Set task ->
Copy out all the lines in the records that include the word "ensure".

Information given ->
-=-=-

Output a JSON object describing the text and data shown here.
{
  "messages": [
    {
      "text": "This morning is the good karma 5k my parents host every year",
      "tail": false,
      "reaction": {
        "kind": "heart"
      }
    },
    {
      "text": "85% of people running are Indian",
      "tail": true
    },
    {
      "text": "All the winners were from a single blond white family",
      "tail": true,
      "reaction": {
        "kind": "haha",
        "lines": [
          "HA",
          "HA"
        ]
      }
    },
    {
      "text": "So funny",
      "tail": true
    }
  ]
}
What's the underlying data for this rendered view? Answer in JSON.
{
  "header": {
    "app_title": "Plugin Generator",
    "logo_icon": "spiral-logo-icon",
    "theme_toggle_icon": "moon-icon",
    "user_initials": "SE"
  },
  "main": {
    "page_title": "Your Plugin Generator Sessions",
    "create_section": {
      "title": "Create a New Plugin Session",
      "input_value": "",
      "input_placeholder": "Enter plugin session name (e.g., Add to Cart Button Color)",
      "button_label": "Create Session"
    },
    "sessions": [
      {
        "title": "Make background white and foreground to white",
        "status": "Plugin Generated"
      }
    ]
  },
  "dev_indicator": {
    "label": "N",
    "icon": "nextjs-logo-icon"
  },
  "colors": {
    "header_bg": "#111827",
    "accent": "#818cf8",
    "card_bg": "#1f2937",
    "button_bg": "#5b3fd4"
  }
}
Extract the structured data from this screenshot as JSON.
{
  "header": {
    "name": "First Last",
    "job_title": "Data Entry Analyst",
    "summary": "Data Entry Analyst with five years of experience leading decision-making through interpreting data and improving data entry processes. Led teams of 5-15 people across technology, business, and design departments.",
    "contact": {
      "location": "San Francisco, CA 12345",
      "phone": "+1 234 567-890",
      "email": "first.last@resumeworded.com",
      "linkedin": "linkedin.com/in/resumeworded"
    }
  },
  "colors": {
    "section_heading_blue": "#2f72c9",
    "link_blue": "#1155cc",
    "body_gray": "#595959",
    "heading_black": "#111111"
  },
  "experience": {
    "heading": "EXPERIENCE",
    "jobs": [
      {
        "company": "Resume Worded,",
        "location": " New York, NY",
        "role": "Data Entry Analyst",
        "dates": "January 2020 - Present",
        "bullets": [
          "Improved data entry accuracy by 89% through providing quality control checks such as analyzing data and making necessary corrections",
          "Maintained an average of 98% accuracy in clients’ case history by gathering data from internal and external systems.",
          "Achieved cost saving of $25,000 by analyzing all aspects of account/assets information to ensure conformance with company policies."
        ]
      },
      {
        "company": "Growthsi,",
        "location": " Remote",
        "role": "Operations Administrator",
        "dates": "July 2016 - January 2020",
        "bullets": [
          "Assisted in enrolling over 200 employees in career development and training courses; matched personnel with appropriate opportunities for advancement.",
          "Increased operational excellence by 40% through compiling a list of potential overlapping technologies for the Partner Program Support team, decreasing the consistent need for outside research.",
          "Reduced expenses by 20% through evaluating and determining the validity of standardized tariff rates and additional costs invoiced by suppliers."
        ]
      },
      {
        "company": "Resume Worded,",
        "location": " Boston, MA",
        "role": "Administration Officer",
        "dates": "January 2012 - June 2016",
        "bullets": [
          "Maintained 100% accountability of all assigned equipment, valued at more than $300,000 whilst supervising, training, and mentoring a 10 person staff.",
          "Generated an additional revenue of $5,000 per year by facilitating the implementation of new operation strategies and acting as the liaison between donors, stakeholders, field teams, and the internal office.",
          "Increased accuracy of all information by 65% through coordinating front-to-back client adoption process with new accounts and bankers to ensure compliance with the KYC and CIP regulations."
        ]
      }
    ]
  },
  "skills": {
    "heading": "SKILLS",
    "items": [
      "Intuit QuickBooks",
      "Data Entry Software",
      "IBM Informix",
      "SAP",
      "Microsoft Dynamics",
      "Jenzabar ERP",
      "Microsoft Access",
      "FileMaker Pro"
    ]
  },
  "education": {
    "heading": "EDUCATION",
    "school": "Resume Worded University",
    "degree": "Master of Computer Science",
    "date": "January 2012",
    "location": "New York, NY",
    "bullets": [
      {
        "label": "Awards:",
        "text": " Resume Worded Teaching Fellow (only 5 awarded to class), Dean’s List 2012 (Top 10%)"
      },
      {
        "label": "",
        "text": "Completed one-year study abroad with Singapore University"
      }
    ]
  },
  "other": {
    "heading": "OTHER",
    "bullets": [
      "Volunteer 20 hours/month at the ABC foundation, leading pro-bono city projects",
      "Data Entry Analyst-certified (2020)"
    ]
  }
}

-=-=-

Written response ->
          "Achieved cost saving of $25,000 by analyzing all aspects of account/assets information to ensure conformance with company policies."
          "Increased accuracy of all information by 65% through coordinating front-to-back client adoption process with new accounts and bankers to ensure compliance with the KYC and CIP regulations."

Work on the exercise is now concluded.